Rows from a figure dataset

● ● ● ● ● ● ●

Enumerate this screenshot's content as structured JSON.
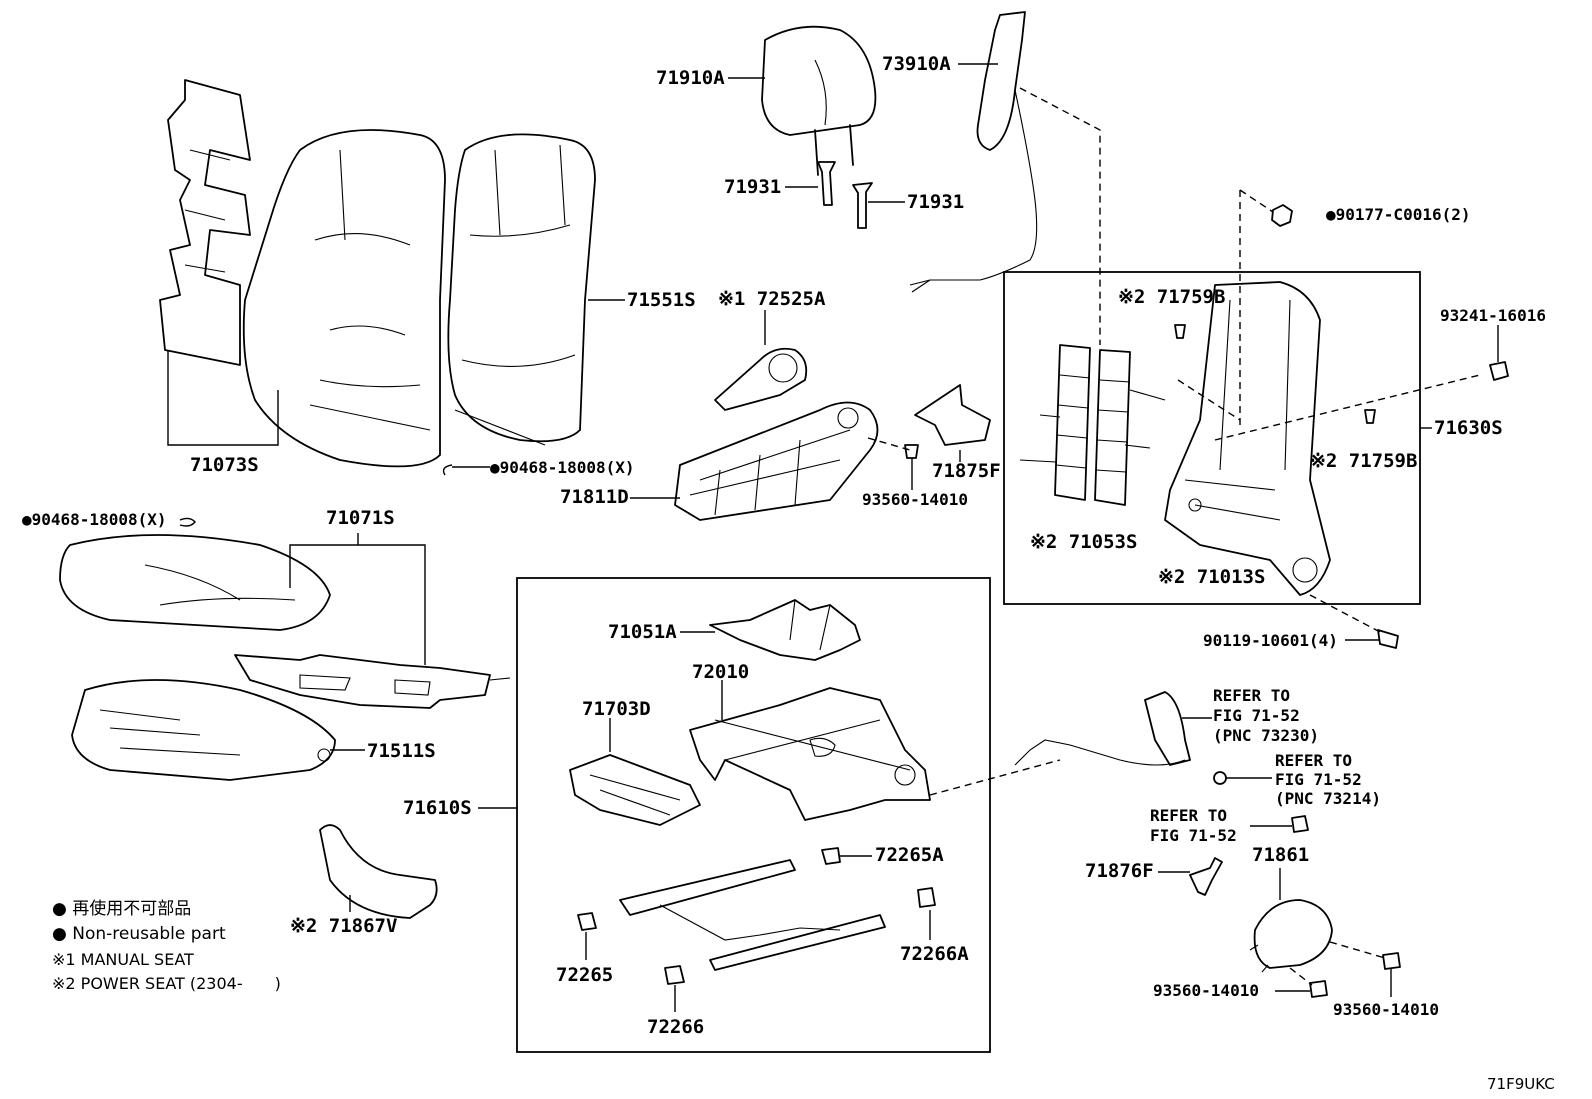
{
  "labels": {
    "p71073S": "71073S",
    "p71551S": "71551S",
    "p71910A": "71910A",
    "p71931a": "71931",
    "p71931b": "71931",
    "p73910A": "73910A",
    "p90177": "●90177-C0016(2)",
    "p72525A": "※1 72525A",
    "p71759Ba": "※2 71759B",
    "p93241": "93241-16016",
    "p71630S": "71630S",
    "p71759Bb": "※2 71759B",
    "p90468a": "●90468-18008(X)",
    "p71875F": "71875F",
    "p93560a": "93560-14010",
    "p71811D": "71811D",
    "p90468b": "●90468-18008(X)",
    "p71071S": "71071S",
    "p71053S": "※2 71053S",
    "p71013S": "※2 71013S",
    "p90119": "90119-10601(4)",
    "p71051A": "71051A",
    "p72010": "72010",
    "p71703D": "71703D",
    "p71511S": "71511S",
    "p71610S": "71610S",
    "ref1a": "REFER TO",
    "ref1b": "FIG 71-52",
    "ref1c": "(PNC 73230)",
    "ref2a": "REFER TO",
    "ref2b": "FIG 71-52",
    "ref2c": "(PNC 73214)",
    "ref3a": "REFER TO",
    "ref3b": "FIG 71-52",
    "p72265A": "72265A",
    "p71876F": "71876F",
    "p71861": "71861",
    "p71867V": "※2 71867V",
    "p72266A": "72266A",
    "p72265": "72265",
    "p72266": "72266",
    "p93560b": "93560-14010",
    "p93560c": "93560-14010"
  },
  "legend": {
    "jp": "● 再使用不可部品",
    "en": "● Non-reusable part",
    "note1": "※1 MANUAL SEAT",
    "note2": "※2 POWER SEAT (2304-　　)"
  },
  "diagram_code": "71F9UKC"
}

● ● ● ● ● ● ●

# [Exercise aim]
Scan the listing above. Collect all lines with the word "SEAT".

# [Right answer]
    "note1": "※1 MANUAL SEAT",
    "note2": "※2 POWER SEAT (2304-　　)"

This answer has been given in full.